- [TASK STATEMENT] In the text on VHL and Twist1 in HB tissues, why do the authors conclude that the vascular network forms through common angiogenesis rather than vasculogenesis?

- [SOURCE DOCUMENT]
= = = = =
The correlation between VHL expression and Twist1 activation in HB tissues. (A) demonstrated that twist1 was over-expressed in VHL-negative HBs tissues (A3 and A4) compared with VHL-positive HBs tissues (A1 and A2) (Magnification × 400, bar = 50 μm). (B) Statistical analysis was performed using unpaired Student’s t test, *P < 0.05. IF results (C) revealed that Twist1 and CD34 were co-expressed in a small subset of cells in HBs tissues (Magnification × 400, bar = 50 μm). White arrows indicate the co-expressed cell.
Discussion
Here we describe a distinct, VHL silencing-driven mechanism that provides recognition of vascular formation in human endothelial cells. These modified cells had enhanced potential of neovasculars by means of increasing cell proliferation and decreasing cell apoptosis, concomitant with facilitating accumulation of Twist1 protein in vitro. Importantly, this molecular mechanism is also identified in human HB tissues, and is associated with the process of HB-neovascularization. In contrast with recent studies of HB-neovascularization9,10,11,12, these modified cells did not endow with the typical features of vasculogenesis, indicative of that this is a common angiogenesis implementing the formation of the vascular network.
= = = = =
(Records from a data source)
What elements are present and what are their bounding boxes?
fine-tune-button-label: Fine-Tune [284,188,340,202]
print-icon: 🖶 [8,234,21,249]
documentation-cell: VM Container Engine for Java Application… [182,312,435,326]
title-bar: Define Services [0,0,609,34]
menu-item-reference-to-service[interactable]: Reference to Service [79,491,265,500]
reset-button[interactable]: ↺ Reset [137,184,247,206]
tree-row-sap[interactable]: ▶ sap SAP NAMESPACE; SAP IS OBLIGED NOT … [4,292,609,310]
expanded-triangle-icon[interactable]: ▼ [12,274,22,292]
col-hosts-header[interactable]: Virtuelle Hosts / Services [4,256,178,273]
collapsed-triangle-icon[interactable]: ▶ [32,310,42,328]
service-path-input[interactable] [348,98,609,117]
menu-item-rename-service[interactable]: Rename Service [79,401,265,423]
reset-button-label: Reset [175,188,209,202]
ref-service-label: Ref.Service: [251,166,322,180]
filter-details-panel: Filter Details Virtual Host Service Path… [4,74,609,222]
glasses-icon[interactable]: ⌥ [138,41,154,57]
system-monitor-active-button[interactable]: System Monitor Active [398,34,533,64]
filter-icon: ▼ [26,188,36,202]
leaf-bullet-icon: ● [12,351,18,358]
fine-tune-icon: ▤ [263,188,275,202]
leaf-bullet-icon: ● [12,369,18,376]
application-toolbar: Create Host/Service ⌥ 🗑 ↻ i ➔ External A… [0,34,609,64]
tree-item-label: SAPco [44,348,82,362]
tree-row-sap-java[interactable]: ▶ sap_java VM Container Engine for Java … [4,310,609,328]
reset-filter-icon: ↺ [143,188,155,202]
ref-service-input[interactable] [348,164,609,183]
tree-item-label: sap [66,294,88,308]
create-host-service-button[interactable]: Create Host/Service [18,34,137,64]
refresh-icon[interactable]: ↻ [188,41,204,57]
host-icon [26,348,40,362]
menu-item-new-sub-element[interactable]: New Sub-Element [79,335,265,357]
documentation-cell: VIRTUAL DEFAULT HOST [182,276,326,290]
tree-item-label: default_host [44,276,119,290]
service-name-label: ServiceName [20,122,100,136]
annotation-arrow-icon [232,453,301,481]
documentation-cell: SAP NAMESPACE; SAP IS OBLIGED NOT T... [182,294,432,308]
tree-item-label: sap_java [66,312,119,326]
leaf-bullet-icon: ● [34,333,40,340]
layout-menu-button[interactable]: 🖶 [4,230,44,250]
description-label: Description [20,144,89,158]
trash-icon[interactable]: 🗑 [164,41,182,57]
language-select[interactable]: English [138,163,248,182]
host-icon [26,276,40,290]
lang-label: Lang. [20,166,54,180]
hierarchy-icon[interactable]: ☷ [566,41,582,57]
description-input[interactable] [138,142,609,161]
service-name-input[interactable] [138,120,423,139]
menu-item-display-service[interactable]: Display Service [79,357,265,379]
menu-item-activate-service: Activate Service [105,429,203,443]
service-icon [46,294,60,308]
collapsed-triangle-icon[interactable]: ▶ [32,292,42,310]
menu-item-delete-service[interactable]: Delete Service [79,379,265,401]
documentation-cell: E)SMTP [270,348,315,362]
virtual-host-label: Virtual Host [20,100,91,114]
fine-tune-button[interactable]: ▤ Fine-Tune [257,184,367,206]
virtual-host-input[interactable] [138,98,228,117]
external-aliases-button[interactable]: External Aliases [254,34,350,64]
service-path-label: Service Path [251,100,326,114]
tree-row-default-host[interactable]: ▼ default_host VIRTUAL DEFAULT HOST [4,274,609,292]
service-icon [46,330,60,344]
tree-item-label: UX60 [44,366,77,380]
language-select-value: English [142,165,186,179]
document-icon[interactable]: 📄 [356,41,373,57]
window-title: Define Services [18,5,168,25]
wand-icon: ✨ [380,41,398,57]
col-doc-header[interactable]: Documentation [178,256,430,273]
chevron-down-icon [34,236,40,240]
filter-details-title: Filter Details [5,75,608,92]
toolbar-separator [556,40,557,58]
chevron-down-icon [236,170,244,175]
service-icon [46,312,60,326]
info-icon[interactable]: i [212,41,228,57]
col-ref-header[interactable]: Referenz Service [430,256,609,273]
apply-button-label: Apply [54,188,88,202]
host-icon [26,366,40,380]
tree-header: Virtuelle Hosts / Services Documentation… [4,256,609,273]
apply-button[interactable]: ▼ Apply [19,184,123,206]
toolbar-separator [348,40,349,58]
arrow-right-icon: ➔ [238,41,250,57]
= = = = =
- [WRITTEN SOLUTION] Unlike the cells in recent studies of HB-neovascularization, the VHL-silenced endothelial cells did not show the typical features of vasculogenesis. The authors take this as a sign that the vascular network forms through common angiogenesis.